Find every line with the word "utility" and report how many there are, without any other text.

*Given records*:
## Begin
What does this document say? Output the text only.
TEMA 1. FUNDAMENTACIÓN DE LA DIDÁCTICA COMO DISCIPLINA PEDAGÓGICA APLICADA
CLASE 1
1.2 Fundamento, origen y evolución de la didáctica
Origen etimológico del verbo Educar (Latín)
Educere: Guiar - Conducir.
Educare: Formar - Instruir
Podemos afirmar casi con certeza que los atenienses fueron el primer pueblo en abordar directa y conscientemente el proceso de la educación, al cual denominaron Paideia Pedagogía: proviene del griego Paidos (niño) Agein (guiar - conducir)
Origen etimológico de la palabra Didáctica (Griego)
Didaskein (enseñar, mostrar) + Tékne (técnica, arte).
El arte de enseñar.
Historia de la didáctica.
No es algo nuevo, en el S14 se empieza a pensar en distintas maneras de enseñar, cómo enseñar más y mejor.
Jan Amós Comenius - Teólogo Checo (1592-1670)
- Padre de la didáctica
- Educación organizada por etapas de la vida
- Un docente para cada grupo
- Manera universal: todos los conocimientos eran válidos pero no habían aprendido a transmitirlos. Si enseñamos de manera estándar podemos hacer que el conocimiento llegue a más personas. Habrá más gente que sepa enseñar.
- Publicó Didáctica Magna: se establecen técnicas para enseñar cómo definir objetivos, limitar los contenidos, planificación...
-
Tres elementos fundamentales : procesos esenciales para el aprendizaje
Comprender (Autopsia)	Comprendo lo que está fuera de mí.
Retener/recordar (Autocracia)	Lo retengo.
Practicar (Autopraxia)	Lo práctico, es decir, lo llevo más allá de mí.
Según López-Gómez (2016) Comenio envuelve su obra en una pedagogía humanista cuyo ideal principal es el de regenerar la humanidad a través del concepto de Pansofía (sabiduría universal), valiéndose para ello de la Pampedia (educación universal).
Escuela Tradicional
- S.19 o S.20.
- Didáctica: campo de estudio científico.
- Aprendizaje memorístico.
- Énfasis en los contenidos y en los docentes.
## End
## Begin
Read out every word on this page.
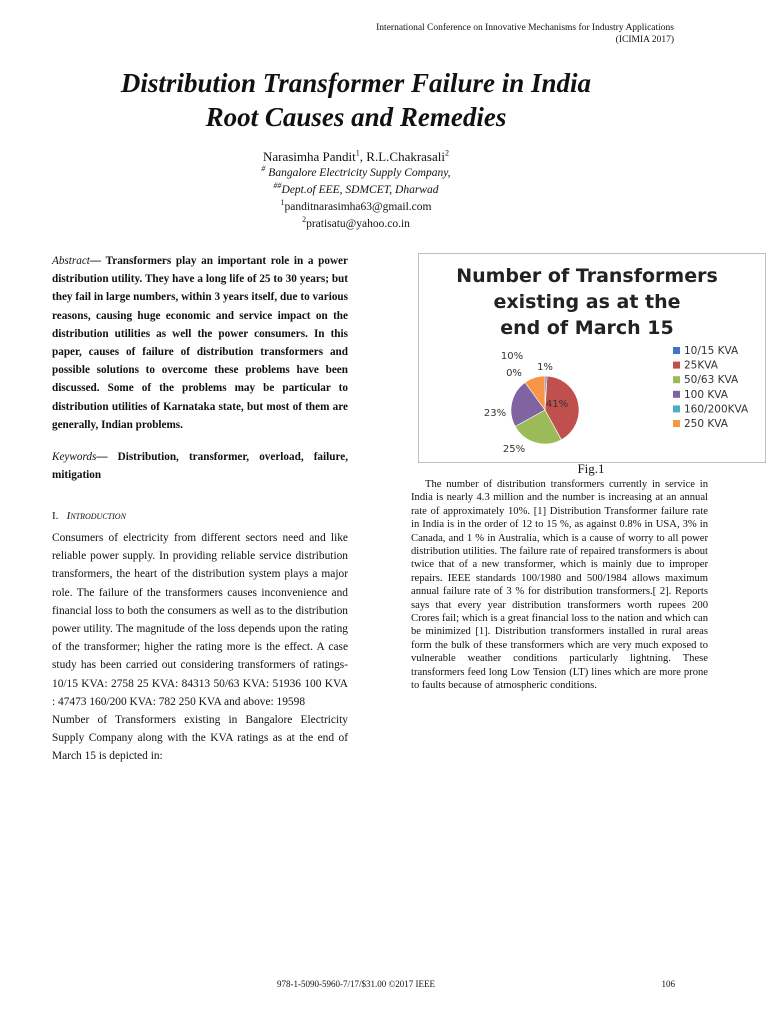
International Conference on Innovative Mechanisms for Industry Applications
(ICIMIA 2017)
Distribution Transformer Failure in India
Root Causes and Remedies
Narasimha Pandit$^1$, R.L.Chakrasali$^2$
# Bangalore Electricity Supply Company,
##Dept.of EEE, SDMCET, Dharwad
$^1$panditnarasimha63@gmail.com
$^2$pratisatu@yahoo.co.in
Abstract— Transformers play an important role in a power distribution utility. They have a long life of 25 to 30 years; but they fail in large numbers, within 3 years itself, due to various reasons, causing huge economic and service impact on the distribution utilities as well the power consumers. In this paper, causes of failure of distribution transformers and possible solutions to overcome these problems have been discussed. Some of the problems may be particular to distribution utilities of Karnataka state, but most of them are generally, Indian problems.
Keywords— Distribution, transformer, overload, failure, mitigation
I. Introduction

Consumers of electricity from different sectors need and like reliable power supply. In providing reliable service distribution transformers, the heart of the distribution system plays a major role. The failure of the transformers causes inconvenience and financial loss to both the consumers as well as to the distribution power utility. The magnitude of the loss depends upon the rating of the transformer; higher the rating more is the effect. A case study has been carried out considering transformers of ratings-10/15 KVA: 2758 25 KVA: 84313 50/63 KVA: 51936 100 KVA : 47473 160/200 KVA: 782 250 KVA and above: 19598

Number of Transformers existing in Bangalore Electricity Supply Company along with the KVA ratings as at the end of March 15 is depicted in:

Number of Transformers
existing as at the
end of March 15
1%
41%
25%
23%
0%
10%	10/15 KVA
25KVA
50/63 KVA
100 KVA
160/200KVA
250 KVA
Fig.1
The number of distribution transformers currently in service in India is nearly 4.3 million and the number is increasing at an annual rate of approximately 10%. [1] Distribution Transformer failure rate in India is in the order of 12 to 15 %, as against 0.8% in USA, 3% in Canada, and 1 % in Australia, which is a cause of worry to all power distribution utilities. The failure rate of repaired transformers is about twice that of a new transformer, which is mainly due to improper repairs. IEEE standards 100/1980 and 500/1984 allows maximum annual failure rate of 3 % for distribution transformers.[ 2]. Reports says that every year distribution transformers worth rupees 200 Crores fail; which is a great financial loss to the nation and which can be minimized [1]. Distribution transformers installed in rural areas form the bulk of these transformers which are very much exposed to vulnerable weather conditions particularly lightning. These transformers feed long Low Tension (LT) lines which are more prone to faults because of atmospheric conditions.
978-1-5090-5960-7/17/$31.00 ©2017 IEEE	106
## End
*Result*: 2